[Part of a data file]:
------------------------------------------------------------------------

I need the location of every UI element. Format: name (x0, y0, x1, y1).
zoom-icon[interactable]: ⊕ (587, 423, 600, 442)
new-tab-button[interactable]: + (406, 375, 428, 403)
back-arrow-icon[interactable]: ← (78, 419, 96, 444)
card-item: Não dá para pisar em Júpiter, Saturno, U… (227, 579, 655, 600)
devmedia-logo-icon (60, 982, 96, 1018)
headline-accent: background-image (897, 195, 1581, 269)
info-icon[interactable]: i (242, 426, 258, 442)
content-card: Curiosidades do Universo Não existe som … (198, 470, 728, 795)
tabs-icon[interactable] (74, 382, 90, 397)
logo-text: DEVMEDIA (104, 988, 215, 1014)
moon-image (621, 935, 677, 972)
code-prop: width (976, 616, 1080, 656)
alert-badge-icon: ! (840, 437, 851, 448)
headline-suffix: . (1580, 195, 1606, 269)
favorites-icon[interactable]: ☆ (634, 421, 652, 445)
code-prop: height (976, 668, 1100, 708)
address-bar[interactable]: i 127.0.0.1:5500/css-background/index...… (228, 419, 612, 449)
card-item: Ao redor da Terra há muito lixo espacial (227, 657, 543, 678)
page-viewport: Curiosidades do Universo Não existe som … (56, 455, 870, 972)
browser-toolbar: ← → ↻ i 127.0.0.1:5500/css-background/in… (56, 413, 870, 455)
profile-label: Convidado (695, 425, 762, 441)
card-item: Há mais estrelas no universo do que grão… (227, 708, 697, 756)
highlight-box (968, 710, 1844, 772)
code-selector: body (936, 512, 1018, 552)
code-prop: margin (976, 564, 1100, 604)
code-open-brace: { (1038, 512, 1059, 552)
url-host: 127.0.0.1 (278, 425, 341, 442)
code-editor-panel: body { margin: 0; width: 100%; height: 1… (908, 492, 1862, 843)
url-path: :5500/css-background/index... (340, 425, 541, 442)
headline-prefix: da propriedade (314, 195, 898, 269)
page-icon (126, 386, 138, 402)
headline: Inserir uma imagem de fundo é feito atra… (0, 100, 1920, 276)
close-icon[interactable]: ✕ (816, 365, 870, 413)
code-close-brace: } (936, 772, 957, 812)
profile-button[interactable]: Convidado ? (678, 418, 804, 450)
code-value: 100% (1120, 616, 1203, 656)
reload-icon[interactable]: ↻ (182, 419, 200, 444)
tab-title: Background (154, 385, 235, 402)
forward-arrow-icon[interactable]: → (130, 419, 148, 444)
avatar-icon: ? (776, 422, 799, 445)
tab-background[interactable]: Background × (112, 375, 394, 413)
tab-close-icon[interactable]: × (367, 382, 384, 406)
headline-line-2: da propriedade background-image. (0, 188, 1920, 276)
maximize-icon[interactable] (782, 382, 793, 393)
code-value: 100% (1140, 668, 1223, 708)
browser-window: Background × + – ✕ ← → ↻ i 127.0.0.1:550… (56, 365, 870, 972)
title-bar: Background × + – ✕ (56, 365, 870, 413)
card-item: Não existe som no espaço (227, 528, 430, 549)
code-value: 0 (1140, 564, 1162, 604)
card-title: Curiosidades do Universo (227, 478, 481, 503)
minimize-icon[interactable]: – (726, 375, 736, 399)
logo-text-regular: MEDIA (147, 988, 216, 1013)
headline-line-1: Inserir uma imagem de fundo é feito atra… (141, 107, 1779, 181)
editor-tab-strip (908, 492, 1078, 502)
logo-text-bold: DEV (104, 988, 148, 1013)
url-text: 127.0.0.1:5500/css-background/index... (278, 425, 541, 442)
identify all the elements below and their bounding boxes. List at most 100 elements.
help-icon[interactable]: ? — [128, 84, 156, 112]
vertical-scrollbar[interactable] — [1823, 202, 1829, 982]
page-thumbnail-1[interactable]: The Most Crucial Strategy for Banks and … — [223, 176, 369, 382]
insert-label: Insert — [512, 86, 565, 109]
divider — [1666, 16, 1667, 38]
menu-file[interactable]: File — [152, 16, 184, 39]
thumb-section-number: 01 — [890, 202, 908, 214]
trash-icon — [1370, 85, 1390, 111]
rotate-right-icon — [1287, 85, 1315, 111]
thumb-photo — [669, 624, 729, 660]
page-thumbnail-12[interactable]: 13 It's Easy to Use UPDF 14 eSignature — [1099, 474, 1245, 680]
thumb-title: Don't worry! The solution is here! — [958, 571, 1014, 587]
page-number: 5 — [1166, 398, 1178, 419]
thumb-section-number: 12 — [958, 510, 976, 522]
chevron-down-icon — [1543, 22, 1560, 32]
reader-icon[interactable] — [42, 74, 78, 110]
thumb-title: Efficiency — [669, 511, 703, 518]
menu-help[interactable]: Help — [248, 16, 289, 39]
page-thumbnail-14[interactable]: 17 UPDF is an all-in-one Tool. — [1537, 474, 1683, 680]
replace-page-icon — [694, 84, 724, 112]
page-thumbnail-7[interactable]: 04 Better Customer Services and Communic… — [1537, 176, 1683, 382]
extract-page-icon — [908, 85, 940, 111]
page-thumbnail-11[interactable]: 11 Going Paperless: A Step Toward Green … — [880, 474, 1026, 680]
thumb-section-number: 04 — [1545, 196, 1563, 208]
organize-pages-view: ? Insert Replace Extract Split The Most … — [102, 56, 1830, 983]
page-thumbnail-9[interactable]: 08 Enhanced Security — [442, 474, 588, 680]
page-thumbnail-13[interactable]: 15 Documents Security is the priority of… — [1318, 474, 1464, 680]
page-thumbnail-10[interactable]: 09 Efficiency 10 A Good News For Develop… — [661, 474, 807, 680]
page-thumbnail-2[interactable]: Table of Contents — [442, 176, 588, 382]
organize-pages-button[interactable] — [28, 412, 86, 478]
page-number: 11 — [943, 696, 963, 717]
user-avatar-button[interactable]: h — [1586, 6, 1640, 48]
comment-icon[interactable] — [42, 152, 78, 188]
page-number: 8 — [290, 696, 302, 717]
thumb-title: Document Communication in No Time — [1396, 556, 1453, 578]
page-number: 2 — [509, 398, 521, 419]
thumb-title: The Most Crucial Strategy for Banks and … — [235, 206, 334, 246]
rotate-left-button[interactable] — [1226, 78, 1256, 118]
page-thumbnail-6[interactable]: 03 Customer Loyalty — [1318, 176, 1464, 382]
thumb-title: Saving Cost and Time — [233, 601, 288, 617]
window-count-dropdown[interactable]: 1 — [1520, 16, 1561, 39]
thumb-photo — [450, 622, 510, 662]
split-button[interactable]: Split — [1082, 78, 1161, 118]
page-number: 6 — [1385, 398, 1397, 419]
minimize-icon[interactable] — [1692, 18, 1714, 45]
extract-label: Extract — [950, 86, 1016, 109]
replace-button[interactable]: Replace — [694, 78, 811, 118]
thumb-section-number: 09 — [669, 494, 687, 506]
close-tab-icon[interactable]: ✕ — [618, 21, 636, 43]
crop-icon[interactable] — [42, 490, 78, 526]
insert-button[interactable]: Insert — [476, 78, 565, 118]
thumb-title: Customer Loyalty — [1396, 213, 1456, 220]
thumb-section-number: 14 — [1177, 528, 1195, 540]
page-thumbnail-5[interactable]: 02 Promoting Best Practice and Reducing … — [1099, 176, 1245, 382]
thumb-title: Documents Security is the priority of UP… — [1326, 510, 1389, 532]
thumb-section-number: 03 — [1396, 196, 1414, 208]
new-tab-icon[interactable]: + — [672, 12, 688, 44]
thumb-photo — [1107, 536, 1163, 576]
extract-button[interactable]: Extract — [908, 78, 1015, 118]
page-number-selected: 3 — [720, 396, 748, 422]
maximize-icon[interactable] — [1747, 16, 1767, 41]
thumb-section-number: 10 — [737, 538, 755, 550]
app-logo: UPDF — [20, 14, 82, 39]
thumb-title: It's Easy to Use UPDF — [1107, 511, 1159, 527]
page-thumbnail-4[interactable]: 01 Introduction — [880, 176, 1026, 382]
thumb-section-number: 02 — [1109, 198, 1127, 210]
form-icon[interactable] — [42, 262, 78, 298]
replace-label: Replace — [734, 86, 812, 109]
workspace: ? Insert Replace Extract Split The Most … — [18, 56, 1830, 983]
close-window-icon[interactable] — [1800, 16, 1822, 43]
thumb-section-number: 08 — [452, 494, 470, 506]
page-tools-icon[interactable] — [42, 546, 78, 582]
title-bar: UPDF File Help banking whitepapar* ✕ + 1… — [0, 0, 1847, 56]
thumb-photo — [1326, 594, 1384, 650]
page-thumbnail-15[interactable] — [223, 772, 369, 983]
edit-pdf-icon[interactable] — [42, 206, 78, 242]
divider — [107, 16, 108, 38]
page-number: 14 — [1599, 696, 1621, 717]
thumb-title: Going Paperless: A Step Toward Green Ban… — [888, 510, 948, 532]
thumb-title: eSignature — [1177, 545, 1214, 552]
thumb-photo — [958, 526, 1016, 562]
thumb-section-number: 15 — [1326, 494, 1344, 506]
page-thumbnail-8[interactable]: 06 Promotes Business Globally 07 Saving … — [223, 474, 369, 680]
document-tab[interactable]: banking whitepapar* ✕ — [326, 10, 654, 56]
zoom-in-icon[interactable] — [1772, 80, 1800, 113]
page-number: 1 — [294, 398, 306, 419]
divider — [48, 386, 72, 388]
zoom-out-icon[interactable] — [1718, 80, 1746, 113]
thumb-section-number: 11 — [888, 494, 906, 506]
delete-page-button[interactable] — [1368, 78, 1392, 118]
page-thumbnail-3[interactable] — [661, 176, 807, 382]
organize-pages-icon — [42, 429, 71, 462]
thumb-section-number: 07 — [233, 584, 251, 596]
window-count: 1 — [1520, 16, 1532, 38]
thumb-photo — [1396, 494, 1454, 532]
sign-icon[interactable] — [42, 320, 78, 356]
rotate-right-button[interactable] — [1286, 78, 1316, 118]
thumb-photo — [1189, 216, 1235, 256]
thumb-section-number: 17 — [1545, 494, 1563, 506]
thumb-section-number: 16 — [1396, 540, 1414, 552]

------------------------------------------------------------------------

[TASK GOAL]: Print the lines of the records exactly as they are, from the first line through the line that contains "avatar-icon: ? (776, 422, 799, 445)", with both of those lines included.

[FINAL ANSWER]:
I need the location of every UI element. Format: name (x0, y0, x1, y1).
zoom-icon[interactable]: ⊕ (587, 423, 600, 442)
new-tab-button[interactable]: + (406, 375, 428, 403)
back-arrow-icon[interactable]: ← (78, 419, 96, 444)
card-item: Não dá para pisar em Júpiter, Saturno, U… (227, 579, 655, 600)
devmedia-logo-icon (60, 982, 96, 1018)
headline-accent: background-image (897, 195, 1581, 269)
info-icon[interactable]: i (242, 426, 258, 442)
content-card: Curiosidades do Universo Não existe som … (198, 470, 728, 795)
tabs-icon[interactable] (74, 382, 90, 397)
logo-text: DEVMEDIA (104, 988, 215, 1014)
moon-image (621, 935, 677, 972)
code-prop: width (976, 616, 1080, 656)
alert-badge-icon: ! (840, 437, 851, 448)
headline-suffix: . (1580, 195, 1606, 269)
favorites-icon[interactable]: ☆ (634, 421, 652, 445)
code-prop: height (976, 668, 1100, 708)
address-bar[interactable]: i 127.0.0.1:5500/css-background/index...… (228, 419, 612, 449)
card-item: Ao redor da Terra há muito lixo espacial (227, 657, 543, 678)
page-viewport: Curiosidades do Universo Não existe som … (56, 455, 870, 972)
browser-toolbar: ← → ↻ i 127.0.0.1:5500/css-background/in… (56, 413, 870, 455)
profile-label: Convidado (695, 425, 762, 441)
card-item: Há mais estrelas no universo do que grão… (227, 708, 697, 756)
highlight-box (968, 710, 1844, 772)
code-selector: body (936, 512, 1018, 552)
code-prop: margin (976, 564, 1100, 604)
code-open-brace: { (1038, 512, 1059, 552)
url-host: 127.0.0.1 (278, 425, 341, 442)
code-editor-panel: body { margin: 0; width: 100%; height: 1… (908, 492, 1862, 843)
url-path: :5500/css-background/index... (340, 425, 541, 442)
headline-prefix: da propriedade (314, 195, 898, 269)
page-icon (126, 386, 138, 402)
headline: Inserir uma imagem de fundo é feito atra… (0, 100, 1920, 276)
close-icon[interactable]: ✕ (816, 365, 870, 413)
code-close-brace: } (936, 772, 957, 812)
profile-button[interactable]: Convidado ? (678, 418, 804, 450)
code-value: 100% (1120, 616, 1203, 656)
reload-icon[interactable]: ↻ (182, 419, 200, 444)
tab-title: Background (154, 385, 235, 402)
forward-arrow-icon[interactable]: → (130, 419, 148, 444)
avatar-icon: ? (776, 422, 799, 445)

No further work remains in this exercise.